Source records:
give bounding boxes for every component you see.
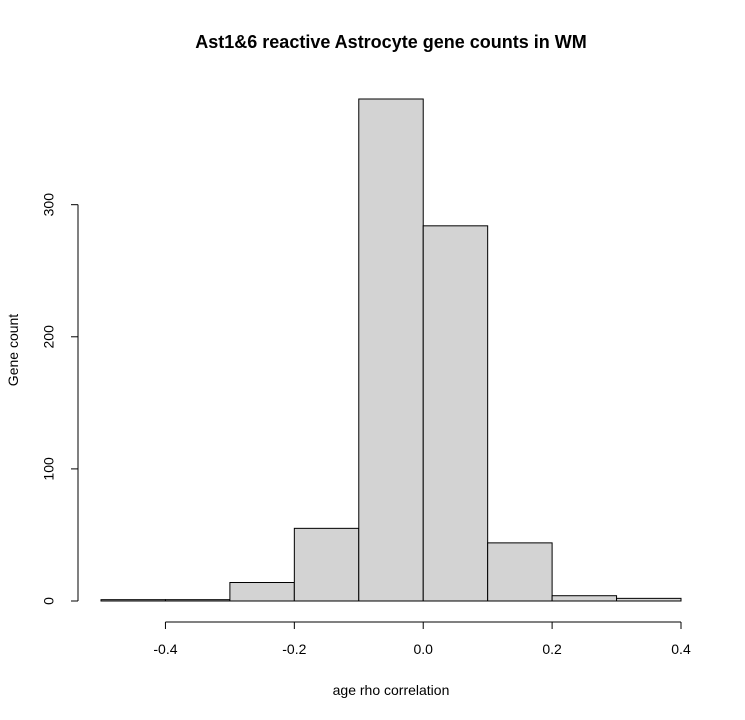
histogram-bar-7 bbox=[551, 595, 618, 602]
y-tick-label: 0 bbox=[41, 597, 57, 605]
histogram-bar-0 bbox=[100, 599, 166, 602]
x-tick-label: 0.0 bbox=[413, 641, 433, 657]
y-tick-label: 100 bbox=[41, 457, 57, 481]
y-axis-label: Gene count bbox=[5, 314, 21, 386]
bars-group bbox=[100, 98, 682, 602]
histogram-bar-3 bbox=[293, 527, 360, 602]
histogram-bar-6 bbox=[487, 542, 553, 602]
histogram-bar-2 bbox=[229, 582, 295, 602]
x-axis: -0.4 -0.2 0.0 0.2 0.4 bbox=[153, 621, 691, 657]
y-tick-label: 300 bbox=[41, 193, 57, 217]
x-axis-label: age rho correlation bbox=[333, 682, 450, 698]
histogram-bar-5 bbox=[422, 225, 489, 602]
x-tick-label: 0.2 bbox=[542, 641, 562, 657]
x-tick-label: 0.4 bbox=[671, 641, 691, 657]
histogram-bar-8 bbox=[616, 597, 682, 602]
y-tick-label: 200 bbox=[41, 325, 57, 349]
histogram-bar-1 bbox=[164, 599, 231, 602]
x-tick-label: -0.4 bbox=[153, 641, 177, 657]
x-tick-label: -0.2 bbox=[282, 641, 306, 657]
histogram-bar-4 bbox=[358, 98, 424, 602]
chart-title: Ast1&6 reactive Astrocyte gene counts in… bbox=[195, 32, 586, 52]
y-axis: 0 100 200 300 bbox=[41, 193, 79, 605]
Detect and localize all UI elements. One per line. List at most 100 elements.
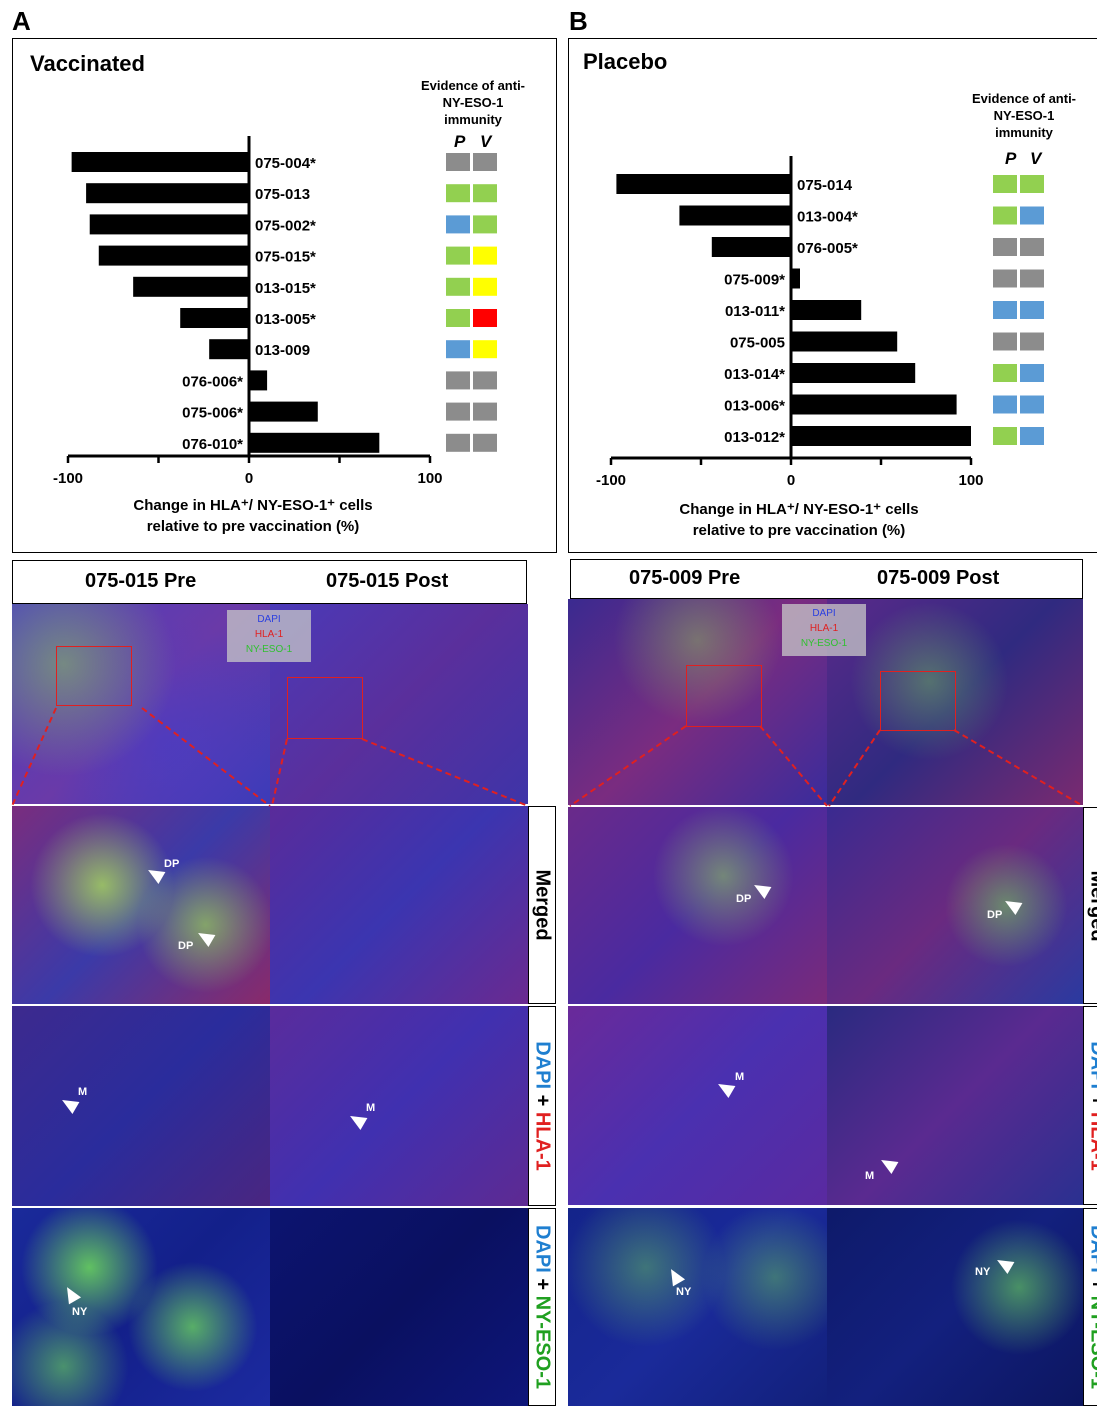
zoom-connector [759,725,828,807]
evidence-cell-v [1020,206,1044,225]
channel-legend: DAPI HLA-1 NY-ESO-1 [227,610,311,662]
category-label: 013-012* [724,429,785,446]
evidence-col-p: P [1005,149,1017,168]
arrow-label-dp: DP [736,893,752,905]
zoom-connector [569,725,687,807]
evidence-cell-v [473,277,497,296]
zoom-connector [953,729,1084,807]
zoom-connector [271,738,288,807]
x-tick-label: 100 [417,470,442,487]
category-label: 076-006* [182,373,243,390]
evidence-header-line: NY-ESO-1 [993,108,1055,123]
micrograph-overview-post [270,604,528,804]
evidence-cell-v [473,309,497,327]
zoom-connector [141,707,271,807]
evidence-header-line: immunity [444,112,502,127]
image-col-title-pre: 075-015 Pre [85,570,197,592]
row-label-dapi-hla: DAPI + HLA-1 [528,1006,556,1206]
evidence-cell-p [993,364,1017,382]
zoom-connector [11,707,57,807]
bar-chart-vaccinated: -100 0 100 075-004* 075-013 075-002* 075-015* 0… [53,136,497,487]
bar [791,331,898,352]
evidence-cell-p [993,238,1017,256]
evidence-header-line: immunity [995,125,1053,140]
arrow-label-dp: DP [164,858,180,870]
evidence-cell-p [446,433,470,452]
micrograph-overview-post [827,599,1083,805]
category-label: 013-009 [255,342,310,359]
x-tick-label: 0 [245,470,253,487]
bar [791,394,957,415]
evidence-header-line: NY-ESO-1 [442,95,504,110]
x-axis-label-line: Change in HLA⁺/ NY-ESO-1⁺ cells [679,501,919,518]
bar [791,363,916,383]
evidence-header-line: Evidence of anti- [971,91,1077,106]
bar [791,426,971,446]
x-tick-label: -100 [53,470,83,487]
evidence-cell-v [473,246,497,265]
evidence-header-vaccinated: Evidence of anti- NY-ESO-1 immunity [398,77,548,128]
category-label: 075-014 [797,177,853,194]
evidence-cell-v [473,215,497,234]
bar [791,300,862,320]
bar [89,214,249,235]
chart-title-placebo: Placebo [583,49,668,74]
bar [133,276,249,297]
evidence-cell-p [993,269,1017,288]
arrow-label-m: M [865,1170,875,1182]
category-label: 075-015* [255,249,316,266]
evidence-cell-p [446,371,470,390]
zoom-region-box [880,671,956,731]
image-header-a: 075-015 Pre 075-015 Post [12,560,527,604]
micrograph-ny-post [270,1208,528,1406]
zoom-connector [361,738,529,807]
bar [249,432,380,453]
category-label: 013-006* [724,398,785,415]
evidence-cell-p [993,301,1017,319]
panel-letter-b: B [569,6,588,36]
zoom-connector [828,729,881,807]
category-label: 013-005* [255,311,316,328]
category-label: 075-013 [255,186,310,203]
micrograph-hla-post: M [270,1006,528,1206]
arrow-label-m: M [735,1071,745,1083]
category-label: 013-011* [725,303,785,320]
x-tick-label: -100 [596,472,626,489]
image-col-title-pre: 075-009 Pre [629,567,741,589]
row-label-merged: Merged [1083,807,1097,1004]
arrow-label-ny: NY [72,1306,88,1318]
evidence-cell-p [446,340,470,359]
evidence-cell-v [1020,269,1044,288]
x-tick-label: 100 [958,472,983,489]
micrograph-merged-pre: DP DP [12,806,270,1004]
evidence-col-p: P [454,132,466,151]
category-label: 013-004* [797,209,858,226]
micrograph-ny-pre: NY [568,1208,827,1406]
bar [791,268,800,289]
bar [249,370,268,391]
panel-letter-a: A [12,6,31,36]
micrograph-hla-post: M [827,1006,1083,1205]
legend-dapi: DAPI [257,614,281,625]
micrograph-hla-pre: M [568,1006,827,1205]
micrograph-hla-pre: M [12,1006,270,1206]
evidence-cell-p [446,309,470,327]
evidence-header-line: Evidence of anti- [420,78,526,93]
evidence-cell-v [1020,427,1044,445]
evidence-cell-v [473,184,497,203]
row-label-dapi-ny: DAPI + NY-ESO-1 [528,1208,556,1406]
evidence-cell-p [446,246,470,265]
evidence-cell-p [446,402,470,421]
evidence-cell-p [446,277,470,296]
arrow-label-ny: NY [676,1286,692,1298]
image-col-title-post: 075-009 Post [877,567,1000,589]
category-label: 075-006* [182,405,243,422]
evidence-col-v: V [480,132,492,151]
category-label: 075-005 [730,335,785,352]
category-label: 013-014* [724,366,785,383]
evidence-cell-p [993,332,1017,351]
evidence-cell-v [1020,332,1044,351]
arrow-label-m: M [366,1102,376,1114]
category-label: 075-009* [724,272,785,289]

* _Exercise objective_: Your reply should restate every entry exactly, with the pictures left out.

* _Task result_:
give bounding boxes for every component you see.
histogram-bar-7 bbox=[551, 595, 618, 602]
y-tick-label: 0 bbox=[41, 597, 57, 605]
histogram-bar-0 bbox=[100, 599, 166, 602]
x-tick-label: 0.0 bbox=[413, 641, 433, 657]
y-tick-label: 100 bbox=[41, 457, 57, 481]
y-axis-label: Gene count bbox=[5, 314, 21, 386]
bars-group bbox=[100, 98, 682, 602]
histogram-bar-3 bbox=[293, 527, 360, 602]
histogram-bar-6 bbox=[487, 542, 553, 602]
histogram-bar-2 bbox=[229, 582, 295, 602]
x-axis: -0.4 -0.2 0.0 0.2 0.4 bbox=[153, 621, 691, 657]
y-tick-label: 300 bbox=[41, 193, 57, 217]
x-axis-label: age rho correlation bbox=[333, 682, 450, 698]
histogram-bar-5 bbox=[422, 225, 489, 602]
x-tick-label: 0.2 bbox=[542, 641, 562, 657]
x-tick-label: 0.4 bbox=[671, 641, 691, 657]
histogram-bar-8 bbox=[616, 597, 682, 602]
y-tick-label: 200 bbox=[41, 325, 57, 349]
histogram-bar-1 bbox=[164, 599, 231, 602]
x-tick-label: -0.4 bbox=[153, 641, 177, 657]
x-tick-label: -0.2 bbox=[282, 641, 306, 657]
histogram-bar-4 bbox=[358, 98, 424, 602]
chart-title: Ast1&6 reactive Astrocyte gene counts in… bbox=[195, 32, 586, 52]
y-axis: 0 100 200 300 bbox=[41, 193, 79, 605]
Detect and localize all UI elements. One per line. List at most 100 elements.
zoom-connector [759,725,828,807]
evidence-cell-v [1020,206,1044,225]
channel-legend: DAPI HLA-1 NY-ESO-1 [227,610,311,662]
category-label: 013-012* [724,429,785,446]
evidence-col-p: P [1005,149,1017,168]
arrow-label-dp: DP [736,893,752,905]
zoom-connector [569,725,687,807]
evidence-cell-v [473,277,497,296]
zoom-connector [953,729,1084,807]
zoom-connector [271,738,288,807]
x-tick-label: 100 [417,470,442,487]
category-label: 076-006* [182,373,243,390]
evidence-header-line: NY-ESO-1 [993,108,1055,123]
micrograph-overview-post [270,604,528,804]
evidence-cell-v [473,309,497,327]
zoom-connector [141,707,271,807]
evidence-header-line: immunity [444,112,502,127]
image-col-title-pre: 075-015 Pre [85,570,197,592]
row-label-dapi-hla: DAPI + HLA-1 [528,1006,556,1206]
evidence-cell-p [993,364,1017,382]
zoom-connector [11,707,57,807]
bar-chart-vaccinated: -100 0 100 075-004* 075-013 075-002* 075-015* 0… [53,136,497,487]
bar [791,331,898,352]
evidence-cell-p [993,238,1017,256]
evidence-header-line: immunity [995,125,1053,140]
arrow-label-dp: DP [164,858,180,870]
evidence-cell-p [446,433,470,452]
micrograph-overview-post [827,599,1083,805]
category-label: 013-009 [255,342,310,359]
x-tick-label: 0 [245,470,253,487]
bar [791,394,957,415]
evidence-header-line: NY-ESO-1 [442,95,504,110]
x-axis-label-line: Change in HLA⁺/ NY-ESO-1⁺ cells [679,501,919,518]
bar [791,363,916,383]
evidence-header-line: Evidence of anti- [971,91,1077,106]
bar [791,426,971,446]
x-tick-label: -100 [53,470,83,487]
evidence-cell-v [473,246,497,265]
evidence-header-vaccinated: Evidence of anti- NY-ESO-1 immunity [398,77,548,128]
category-label: 075-014 [797,177,853,194]
evidence-cell-v [473,215,497,234]
bar [791,300,862,320]
bar [89,214,249,235]
chart-title-placebo: Placebo [583,49,668,74]
bar [133,276,249,297]
evidence-cell-p [993,269,1017,288]
arrow-label-m: M [865,1170,875,1182]
category-label: 075-015* [255,249,316,266]
evidence-cell-p [446,371,470,390]
zoom-region-box [880,671,956,731]
image-header-a: 075-015 Pre 075-015 Post [12,560,527,604]
micrograph-ny-post [270,1208,528,1406]
zoom-connector [361,738,529,807]
bar [249,432,380,453]
category-label: 013-006* [724,398,785,415]
evidence-cell-p [993,301,1017,319]
panel-letter-b: B [569,6,588,36]
zoom-connector [828,729,881,807]
category-label: 013-005* [255,311,316,328]
category-label: 075-013 [255,186,310,203]
micrograph-hla-post: M [270,1006,528,1206]
arrow-label-m: M [735,1071,745,1083]
category-label: 013-011* [725,303,785,320]
x-tick-label: -100 [596,472,626,489]
image-col-title-pre: 075-009 Pre [629,567,741,589]
row-label-merged: Merged [1083,807,1097,1004]
arrow-label-ny: NY [72,1306,88,1318]
evidence-cell-p [446,340,470,359]
evidence-cell-v [1020,269,1044,288]
x-tick-label: 100 [958,472,983,489]
micrograph-merged-pre: DP DP [12,806,270,1004]
evidence-col-p: P [454,132,466,151]
category-label: 013-004* [797,209,858,226]
micrograph-ny-pre: NY [568,1208,827,1406]
bar [791,268,800,289]
bar [249,370,268,391]
panel-letter-a: A [12,6,31,36]
micrograph-hla-post: M [827,1006,1083,1205]
legend-dapi: DAPI [257,614,281,625]
micrograph-hla-pre: M [568,1006,827,1205]
micrograph-hla-pre: M [12,1006,270,1206]
evidence-cell-p [446,309,470,327]
evidence-header-line: Evidence of anti- [420,78,526,93]
evidence-cell-v [1020,427,1044,445]
evidence-cell-v [473,184,497,203]
row-label-dapi-ny: DAPI + NY-ESO-1 [528,1208,556,1406]
evidence-cell-p [446,246,470,265]
evidence-cell-p [446,402,470,421]
evidence-cell-p [446,277,470,296]
arrow-label-ny: NY [676,1286,692,1298]
image-col-title-post: 075-009 Post [877,567,1000,589]
category-label: 075-006* [182,405,243,422]
evidence-col-v: V [480,132,492,151]
category-label: 075-005 [730,335,785,352]
category-label: 013-014* [724,366,785,383]
evidence-cell-p [993,332,1017,351]
evidence-cell-v [1020,332,1044,351]
arrow-label-m: M [366,1102,376,1114]
category-label: 075-009* [724,272,785,289]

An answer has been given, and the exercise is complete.